Excerpt
- - -

Here, Pfizer will be required to make supplemental disclosures as a result of the Proposal. For instance, as part of the 2001 Proxy Materials, Pfizer will be forced to include statements and appropriate disclosures about the fee the proxy advisory firm will receive. Disclosures about the processing fees that the proxy advisory firms pay to be placed on the ballot will also have to be included in the 2001 Proxy Materials. In the year 2002 Proxy Materials, the Proposal will require Pfizer to include the proxy advisor’s analysis on all proxy questions. As a result, the Proposal will require Pfizer to include disclosures to make clear that the analysis provided by the proxy advisory firms is not that of management and does not constitute the recommendations of Pfizer’s board of directors. Therefore, the Proposal, if implemented, will require Pfizer to make supplemental disclosures in its proxy materials that would not otherwise be required by any applicable laws or regulations.
Applying the Johnson Controls analysis, the Proposal may be omitted because the subject matter underlying the supplemental disclosures described above relates to Pfizer’s ordinary business. First, Pfizer will have to make satisfactory disclosures to clarify which recommendations are those of its board of directors and which are those of the proxy advisory firm. As described above in Section I.B., the proxy advisory firm’s ability under the Proposal to offer advice on all proxy questions impinges on the responsibility of Pfizer’s directors to provide recommendations to Pfizer stockholders and, hence, impedes the ordinary business operations of the Company.

- - -

Requests
(1) In the Pfizer proxy excerpt, rewrite the passage from "Applying the Johnson" to "of the Company.", replacing "ordinary business" with "day-to-day business".
(2) Translate this sentence from the Pfizer proxy excerpt into Spanish: "First, Pfizer will have to make satisfactory disclosures to clarify which recommendations are those of its board of directors and which are those of the proxy advisory firm."

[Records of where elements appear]
- - -

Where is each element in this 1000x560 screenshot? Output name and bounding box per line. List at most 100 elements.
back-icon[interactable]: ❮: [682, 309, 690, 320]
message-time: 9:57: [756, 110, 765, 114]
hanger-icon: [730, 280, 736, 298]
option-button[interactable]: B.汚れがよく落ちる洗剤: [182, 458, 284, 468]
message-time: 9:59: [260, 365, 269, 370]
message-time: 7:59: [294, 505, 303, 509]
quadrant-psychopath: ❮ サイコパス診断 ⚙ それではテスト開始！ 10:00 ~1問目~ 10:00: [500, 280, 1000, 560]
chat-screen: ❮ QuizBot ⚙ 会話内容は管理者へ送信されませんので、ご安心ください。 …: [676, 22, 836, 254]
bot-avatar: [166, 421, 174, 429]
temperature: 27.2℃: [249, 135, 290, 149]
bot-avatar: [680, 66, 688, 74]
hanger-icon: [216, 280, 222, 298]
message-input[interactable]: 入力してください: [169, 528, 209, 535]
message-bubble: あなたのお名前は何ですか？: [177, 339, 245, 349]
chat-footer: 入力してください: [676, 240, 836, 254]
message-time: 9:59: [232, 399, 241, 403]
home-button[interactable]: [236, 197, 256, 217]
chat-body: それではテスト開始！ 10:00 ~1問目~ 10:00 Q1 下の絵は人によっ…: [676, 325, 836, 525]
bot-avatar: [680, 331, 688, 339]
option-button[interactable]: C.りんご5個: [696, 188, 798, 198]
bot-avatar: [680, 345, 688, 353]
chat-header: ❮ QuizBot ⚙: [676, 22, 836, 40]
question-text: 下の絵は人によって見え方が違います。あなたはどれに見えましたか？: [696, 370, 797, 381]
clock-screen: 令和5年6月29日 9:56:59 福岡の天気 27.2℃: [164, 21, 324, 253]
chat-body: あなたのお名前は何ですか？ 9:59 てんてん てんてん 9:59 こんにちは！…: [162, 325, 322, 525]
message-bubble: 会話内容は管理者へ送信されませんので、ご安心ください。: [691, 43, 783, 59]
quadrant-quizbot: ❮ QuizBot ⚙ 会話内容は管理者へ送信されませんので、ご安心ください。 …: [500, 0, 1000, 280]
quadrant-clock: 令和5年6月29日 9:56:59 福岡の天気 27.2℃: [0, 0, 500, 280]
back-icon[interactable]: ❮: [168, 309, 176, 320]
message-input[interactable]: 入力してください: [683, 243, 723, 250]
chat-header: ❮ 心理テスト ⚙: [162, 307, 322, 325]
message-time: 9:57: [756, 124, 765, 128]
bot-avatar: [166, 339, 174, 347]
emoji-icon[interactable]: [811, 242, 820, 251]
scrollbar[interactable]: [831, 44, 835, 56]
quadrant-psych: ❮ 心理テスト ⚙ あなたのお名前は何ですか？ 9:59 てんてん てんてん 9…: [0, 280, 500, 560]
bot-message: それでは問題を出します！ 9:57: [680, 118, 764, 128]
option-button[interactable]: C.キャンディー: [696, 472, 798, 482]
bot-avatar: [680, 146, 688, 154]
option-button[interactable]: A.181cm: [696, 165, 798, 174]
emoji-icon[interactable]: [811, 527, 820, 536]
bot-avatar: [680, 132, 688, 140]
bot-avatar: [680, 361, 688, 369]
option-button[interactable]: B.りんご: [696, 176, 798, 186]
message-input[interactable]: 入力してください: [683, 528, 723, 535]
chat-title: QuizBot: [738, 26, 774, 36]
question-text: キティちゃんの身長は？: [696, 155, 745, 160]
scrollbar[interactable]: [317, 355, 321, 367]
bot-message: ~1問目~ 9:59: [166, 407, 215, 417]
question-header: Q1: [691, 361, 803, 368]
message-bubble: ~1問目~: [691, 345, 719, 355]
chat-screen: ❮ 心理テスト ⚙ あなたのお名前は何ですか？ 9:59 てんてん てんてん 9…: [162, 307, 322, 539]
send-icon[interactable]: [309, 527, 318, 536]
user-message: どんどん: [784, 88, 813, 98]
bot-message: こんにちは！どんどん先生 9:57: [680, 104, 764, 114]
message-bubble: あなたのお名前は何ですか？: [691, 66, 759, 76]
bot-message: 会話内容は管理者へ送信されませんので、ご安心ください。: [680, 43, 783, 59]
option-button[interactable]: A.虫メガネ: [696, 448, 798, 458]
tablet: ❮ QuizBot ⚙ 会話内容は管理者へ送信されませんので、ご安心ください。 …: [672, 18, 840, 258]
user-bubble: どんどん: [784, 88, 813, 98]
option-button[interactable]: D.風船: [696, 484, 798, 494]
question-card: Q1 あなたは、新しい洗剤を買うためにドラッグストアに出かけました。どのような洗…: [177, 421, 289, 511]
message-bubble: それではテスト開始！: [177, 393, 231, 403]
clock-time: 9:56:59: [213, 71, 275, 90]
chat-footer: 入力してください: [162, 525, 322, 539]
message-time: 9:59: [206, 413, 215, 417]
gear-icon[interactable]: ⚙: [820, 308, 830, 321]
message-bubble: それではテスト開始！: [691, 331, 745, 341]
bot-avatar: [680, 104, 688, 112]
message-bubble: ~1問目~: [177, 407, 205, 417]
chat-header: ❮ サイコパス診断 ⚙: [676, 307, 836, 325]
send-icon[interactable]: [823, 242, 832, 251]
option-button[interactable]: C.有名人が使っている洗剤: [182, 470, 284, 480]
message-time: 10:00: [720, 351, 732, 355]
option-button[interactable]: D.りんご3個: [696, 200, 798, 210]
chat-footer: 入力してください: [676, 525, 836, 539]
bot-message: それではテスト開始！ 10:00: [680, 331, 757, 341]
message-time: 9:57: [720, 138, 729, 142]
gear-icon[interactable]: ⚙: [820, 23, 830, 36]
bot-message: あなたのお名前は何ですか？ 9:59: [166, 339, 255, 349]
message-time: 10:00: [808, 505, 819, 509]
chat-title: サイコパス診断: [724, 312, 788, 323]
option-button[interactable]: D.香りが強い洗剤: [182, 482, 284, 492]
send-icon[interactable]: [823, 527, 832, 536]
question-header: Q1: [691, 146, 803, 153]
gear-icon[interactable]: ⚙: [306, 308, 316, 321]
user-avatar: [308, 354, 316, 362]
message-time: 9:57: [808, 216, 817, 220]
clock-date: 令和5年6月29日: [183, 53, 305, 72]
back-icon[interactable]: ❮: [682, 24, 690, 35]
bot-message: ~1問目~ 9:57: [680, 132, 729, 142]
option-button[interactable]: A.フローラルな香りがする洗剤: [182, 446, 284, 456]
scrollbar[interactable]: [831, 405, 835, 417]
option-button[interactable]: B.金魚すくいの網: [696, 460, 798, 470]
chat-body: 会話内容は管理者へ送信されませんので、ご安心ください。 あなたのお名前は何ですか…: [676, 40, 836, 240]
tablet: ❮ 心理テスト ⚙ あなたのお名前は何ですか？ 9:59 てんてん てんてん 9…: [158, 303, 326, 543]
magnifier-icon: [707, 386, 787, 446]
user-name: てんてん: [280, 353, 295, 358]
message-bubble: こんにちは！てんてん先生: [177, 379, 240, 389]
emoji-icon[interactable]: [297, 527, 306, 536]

- - -

Solved tasks
(1)
Applying the Johnson Controls analysis, the Proposal may be omitted because the subject matter underlying the supplemental disclosures described above relates to Pfizer’s day-to-day business. First, Pfizer will have to make satisfactory disclosures to clarify which recommendations are those of its board of directors and which are those of the proxy advisory firm. As described above in Section I.B., the proxy advisory firm’s ability under the Proposal to offer advice on all proxy questions impinges on the responsibility of Pfizer’s directors to provide recommendations to Pfizer stockholders and, hence, impedes the day-to-day business operations of the Company.

(2) En primer lugar, Pfizer tendrá que hacer divulgaciones satisfactorias para aclarar qué recomendaciones son las de su consejo de administración y cuáles son las de la firma asesora de voto por poder.